*Article:*
------------------------------------
Dr. R. E. Wright's class was studying modified L-Systems. Let us explain necessary details. As a model let us have words of length n over a two letter alphabet ${a, b}$. The words are cyclic, this means we can write one word in any of n forms we receive by cyclic shift, whereby the first and the last letters in the word are considered to be neighbours.

Rewriting rules rewrite a letter at a position i, depending on letters at the positions i - 2, i, i+1. We rewrite all letters of the word in one step. When we have a given starting word and a set of rewriting rules a natural question is: how does the word look after s rewriting steps?

Help Dr. R. E. Wright and write a program which solves this task.
------------------------------------
*What to do:*
a – Could you return the L-Systems problem text from "Dr. R. E. Wright's" to "solves this task.", word for word?
b – Can you resume the L-Systems problem statement, picking up right after its final sentence?

*Stored data:*
------------------------------------
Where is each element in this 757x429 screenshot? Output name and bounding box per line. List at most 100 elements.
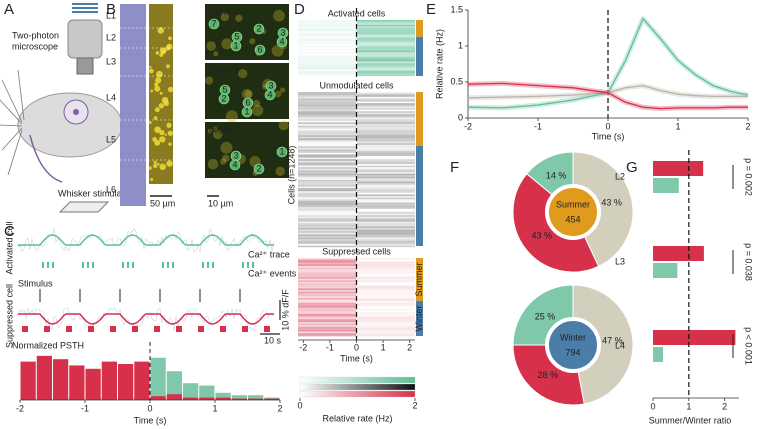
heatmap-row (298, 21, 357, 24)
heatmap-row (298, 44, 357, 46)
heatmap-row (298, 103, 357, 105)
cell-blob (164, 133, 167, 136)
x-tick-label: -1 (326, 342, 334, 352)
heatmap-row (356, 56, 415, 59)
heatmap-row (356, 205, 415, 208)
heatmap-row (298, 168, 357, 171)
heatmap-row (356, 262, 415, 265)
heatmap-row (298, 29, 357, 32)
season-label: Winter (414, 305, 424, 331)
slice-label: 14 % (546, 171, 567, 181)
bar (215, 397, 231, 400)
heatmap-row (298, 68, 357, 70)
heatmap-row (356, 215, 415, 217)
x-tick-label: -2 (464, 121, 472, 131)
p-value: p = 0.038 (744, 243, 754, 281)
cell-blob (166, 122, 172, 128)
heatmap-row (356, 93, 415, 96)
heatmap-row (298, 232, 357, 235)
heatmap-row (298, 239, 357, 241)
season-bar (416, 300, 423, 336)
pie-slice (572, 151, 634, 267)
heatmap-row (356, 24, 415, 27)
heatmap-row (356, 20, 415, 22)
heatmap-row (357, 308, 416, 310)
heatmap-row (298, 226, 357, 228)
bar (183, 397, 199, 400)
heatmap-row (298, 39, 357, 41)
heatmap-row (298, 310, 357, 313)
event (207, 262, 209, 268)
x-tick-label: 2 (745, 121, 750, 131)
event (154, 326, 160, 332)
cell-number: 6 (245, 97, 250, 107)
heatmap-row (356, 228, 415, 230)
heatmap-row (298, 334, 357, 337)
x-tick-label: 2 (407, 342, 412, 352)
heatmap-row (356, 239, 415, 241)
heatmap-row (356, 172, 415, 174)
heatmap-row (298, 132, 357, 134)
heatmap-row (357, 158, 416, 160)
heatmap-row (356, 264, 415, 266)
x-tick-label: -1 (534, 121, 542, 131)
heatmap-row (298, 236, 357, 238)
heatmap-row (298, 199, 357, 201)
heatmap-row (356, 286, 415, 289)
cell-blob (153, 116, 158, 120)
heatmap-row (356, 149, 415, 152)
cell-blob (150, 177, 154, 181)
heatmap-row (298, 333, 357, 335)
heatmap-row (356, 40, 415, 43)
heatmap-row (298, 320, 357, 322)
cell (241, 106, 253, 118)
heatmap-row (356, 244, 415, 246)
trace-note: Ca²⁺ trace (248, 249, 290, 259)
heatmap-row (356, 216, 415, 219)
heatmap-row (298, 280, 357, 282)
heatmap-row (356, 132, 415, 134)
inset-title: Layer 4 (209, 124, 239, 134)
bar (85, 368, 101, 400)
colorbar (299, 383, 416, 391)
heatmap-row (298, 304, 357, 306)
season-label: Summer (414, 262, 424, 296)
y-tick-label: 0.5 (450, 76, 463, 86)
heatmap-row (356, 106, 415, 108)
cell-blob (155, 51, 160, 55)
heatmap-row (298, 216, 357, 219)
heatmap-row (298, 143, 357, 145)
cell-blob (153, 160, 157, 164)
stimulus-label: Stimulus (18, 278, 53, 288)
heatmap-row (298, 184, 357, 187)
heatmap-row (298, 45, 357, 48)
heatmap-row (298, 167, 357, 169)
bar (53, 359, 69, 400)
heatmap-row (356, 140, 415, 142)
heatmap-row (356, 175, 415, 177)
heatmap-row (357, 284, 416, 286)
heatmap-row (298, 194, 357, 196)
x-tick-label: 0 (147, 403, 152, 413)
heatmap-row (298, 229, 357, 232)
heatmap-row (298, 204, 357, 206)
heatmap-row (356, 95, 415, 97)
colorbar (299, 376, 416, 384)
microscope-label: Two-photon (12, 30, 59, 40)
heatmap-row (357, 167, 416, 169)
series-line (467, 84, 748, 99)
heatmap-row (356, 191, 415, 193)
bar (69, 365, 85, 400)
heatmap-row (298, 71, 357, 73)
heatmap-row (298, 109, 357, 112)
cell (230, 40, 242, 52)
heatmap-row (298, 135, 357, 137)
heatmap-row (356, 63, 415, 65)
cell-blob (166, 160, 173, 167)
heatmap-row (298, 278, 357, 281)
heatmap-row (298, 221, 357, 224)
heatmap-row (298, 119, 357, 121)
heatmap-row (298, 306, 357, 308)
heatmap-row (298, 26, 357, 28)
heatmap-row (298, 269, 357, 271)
------------------------------------
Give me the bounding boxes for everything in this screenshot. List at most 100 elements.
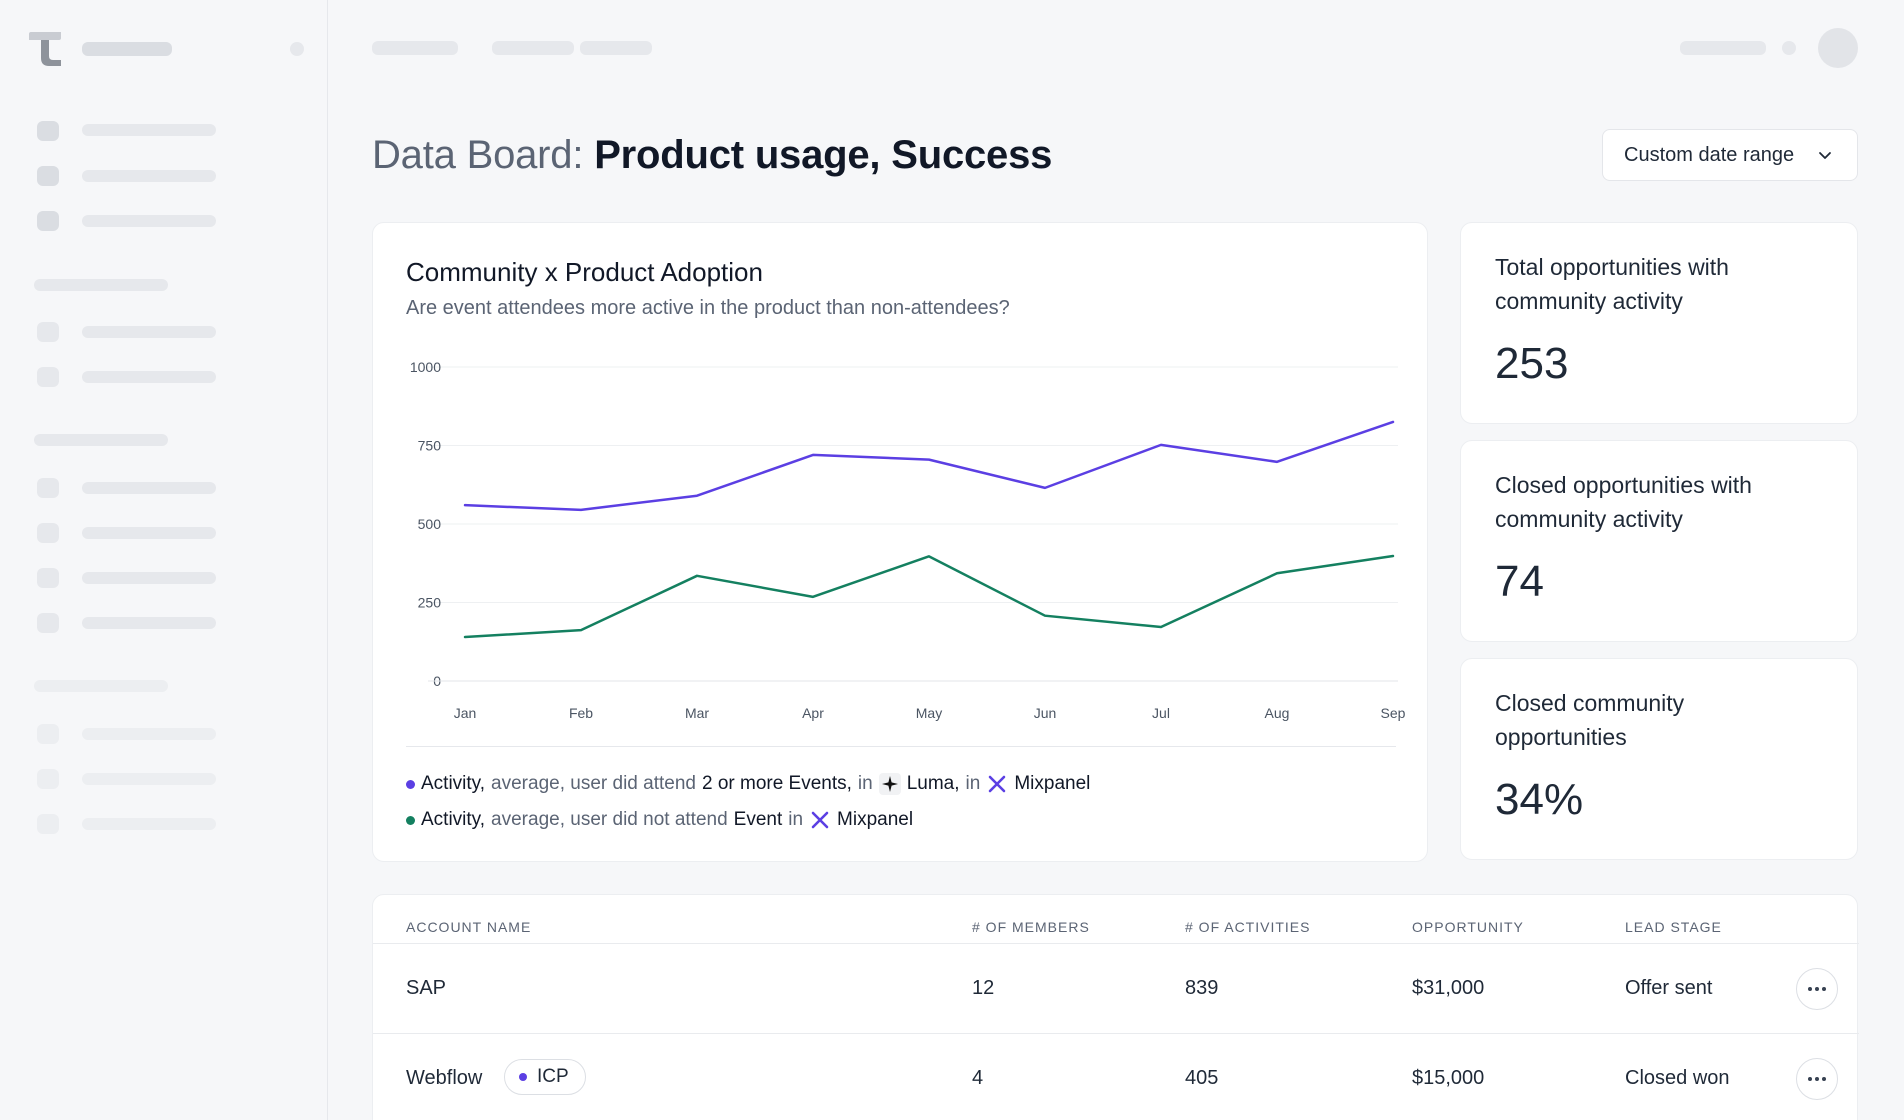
------------------------------------
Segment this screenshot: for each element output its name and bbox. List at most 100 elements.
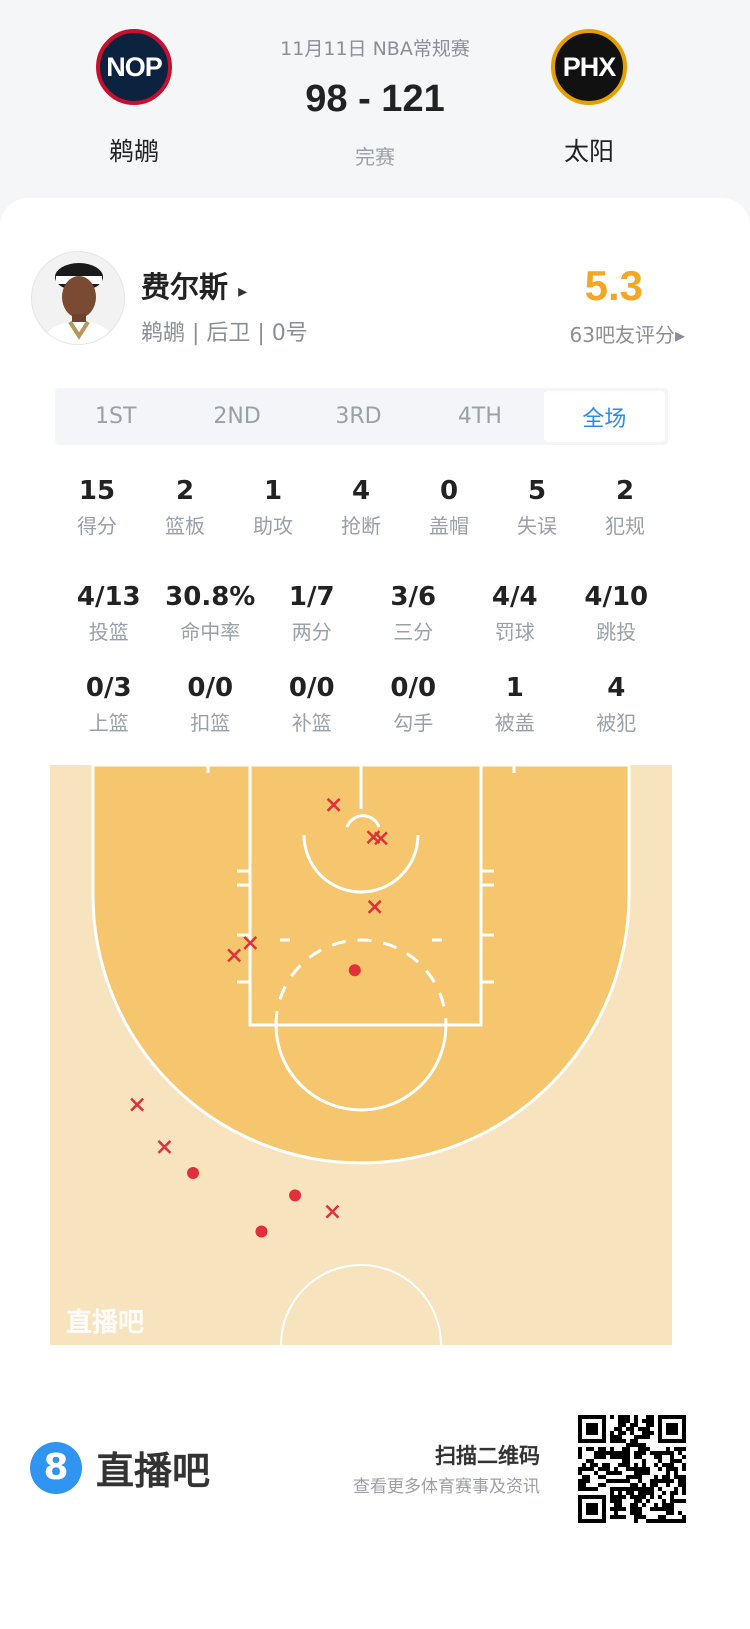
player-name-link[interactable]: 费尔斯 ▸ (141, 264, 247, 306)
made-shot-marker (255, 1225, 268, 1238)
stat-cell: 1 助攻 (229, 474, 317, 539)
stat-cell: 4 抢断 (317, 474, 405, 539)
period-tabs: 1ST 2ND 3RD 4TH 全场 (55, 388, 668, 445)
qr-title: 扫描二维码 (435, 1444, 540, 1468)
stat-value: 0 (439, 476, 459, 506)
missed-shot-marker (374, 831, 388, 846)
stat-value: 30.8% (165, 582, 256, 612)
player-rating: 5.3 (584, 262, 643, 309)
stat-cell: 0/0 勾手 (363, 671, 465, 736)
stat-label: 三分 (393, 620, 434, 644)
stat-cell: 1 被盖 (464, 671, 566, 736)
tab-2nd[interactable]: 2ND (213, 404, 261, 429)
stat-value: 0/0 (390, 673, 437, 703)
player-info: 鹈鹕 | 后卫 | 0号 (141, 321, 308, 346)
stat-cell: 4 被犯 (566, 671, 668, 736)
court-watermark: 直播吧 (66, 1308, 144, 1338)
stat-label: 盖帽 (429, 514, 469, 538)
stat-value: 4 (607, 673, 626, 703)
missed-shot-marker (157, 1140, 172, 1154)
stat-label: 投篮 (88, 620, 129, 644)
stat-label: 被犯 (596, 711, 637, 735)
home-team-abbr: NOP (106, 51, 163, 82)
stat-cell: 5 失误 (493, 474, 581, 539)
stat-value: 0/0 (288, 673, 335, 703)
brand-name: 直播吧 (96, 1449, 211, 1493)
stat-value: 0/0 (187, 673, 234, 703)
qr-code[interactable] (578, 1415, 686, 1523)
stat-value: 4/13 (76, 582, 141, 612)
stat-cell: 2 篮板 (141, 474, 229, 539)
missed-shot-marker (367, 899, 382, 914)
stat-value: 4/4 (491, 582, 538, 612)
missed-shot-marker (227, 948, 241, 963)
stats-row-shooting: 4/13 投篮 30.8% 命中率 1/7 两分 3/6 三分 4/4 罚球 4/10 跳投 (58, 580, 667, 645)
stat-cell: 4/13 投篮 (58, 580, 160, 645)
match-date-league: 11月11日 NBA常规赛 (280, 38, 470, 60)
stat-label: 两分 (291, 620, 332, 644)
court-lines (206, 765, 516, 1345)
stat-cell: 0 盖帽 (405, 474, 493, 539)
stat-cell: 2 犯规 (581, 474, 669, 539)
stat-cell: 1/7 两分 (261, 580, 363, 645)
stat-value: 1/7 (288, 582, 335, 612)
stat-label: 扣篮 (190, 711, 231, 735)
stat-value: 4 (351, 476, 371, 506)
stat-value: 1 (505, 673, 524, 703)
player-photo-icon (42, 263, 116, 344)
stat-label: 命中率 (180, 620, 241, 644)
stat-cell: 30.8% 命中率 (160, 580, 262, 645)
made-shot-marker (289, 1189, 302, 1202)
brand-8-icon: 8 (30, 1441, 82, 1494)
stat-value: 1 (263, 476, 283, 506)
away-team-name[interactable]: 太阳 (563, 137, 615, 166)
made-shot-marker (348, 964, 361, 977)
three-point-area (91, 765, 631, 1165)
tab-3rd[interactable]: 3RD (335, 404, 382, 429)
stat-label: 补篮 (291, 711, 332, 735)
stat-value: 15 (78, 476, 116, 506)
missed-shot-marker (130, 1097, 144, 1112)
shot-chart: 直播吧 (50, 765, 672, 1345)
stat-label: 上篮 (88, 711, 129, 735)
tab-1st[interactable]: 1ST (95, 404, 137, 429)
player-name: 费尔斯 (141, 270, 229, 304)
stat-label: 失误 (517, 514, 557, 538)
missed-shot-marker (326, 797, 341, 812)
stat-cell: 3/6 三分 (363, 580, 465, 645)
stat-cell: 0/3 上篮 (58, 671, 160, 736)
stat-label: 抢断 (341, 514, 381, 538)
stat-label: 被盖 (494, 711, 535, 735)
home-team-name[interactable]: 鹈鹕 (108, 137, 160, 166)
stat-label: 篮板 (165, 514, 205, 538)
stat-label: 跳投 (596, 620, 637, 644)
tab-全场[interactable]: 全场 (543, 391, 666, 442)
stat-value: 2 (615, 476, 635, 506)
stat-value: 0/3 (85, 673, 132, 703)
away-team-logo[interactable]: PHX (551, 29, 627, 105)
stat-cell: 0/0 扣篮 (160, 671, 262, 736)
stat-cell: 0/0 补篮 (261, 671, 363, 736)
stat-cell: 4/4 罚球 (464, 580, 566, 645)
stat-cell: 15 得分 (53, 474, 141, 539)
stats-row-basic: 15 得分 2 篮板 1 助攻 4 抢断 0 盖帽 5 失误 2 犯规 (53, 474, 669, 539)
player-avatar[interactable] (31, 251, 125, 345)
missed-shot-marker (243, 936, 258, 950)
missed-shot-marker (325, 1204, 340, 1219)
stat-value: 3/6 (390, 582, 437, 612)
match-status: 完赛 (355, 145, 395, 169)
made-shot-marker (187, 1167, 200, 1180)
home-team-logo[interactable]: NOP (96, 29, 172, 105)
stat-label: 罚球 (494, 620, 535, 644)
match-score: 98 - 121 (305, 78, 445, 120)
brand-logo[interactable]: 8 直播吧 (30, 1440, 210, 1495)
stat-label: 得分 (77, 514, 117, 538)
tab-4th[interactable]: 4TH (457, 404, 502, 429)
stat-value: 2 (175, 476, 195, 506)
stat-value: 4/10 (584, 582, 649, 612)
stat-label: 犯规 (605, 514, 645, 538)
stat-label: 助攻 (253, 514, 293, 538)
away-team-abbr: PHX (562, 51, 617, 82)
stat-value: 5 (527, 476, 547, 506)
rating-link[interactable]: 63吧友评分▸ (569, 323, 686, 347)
------------------------------------
*Answers to the tasks:*
a –
Dr. R. E. Wright's class was studying modified L-Systems. Let us explain necessary details. As a model let us have words of length n over a two letter alphabet ${a, b}$. The words are cyclic, this means we can write one word in any of n forms we receive by cyclic shift, whereby the first and the last letters in the word are considered to be neighbours.

Rewriting rules rewrite a letter at a position i, depending on letters at the positions i - 2, i, i+1. We rewrite all letters of the word in one step. When we have a given starting word and a set of rewriting rules a natural question is: how does the word look after s rewriting steps?

Help Dr. R. E. Wright and write a program which solves this task.

b –
Input 

There are several blocks in the input file, each describing one system. There is an integer number n, 2 < n < 16 the length of the input word in the first line. There is a word in the next line. The word contains only lowercase letters a and b. There are four characters c1 c2 c3 c4 in the next eight lines. Each quadruple represents one rewriting rule with the following meaning: when the letter at the position i - 2 is c1 and the letter at the position i is c2 and the letter at the position i + 1 is c3 then the letter at the position i after rewriting will be c4. Rewriting rules are correct and complete. There is an integer number s, $0 leŸ s leŸ 2000000000$, in the last line of the block.

Output 

There is one line corresponding to each block of the input file. The line contains a word which we receive after s rewriting steps from the corresponding starting word using given rewriting rules. As we mentioned above, the word can be written in any of n cyclic shifted forms. The output file contains the lexicographically smallest word, assuming that a < b.

Sample Input 

5
aaaaa
aaab
aabb
abab
abbb
baab
babb
bbab
bbbb
1

Sample Output 

bbbbb

題目描述:
字串是一個環狀的, 每次會藉由規則轉換成另一個字串, 問轉換 s 次之後的字串為何。
並且以環狀最小表示法輸出結果。

題目解法:


尋找環的長度, 以及一開始多餘的長度。

中間用了 周源 最小表示法。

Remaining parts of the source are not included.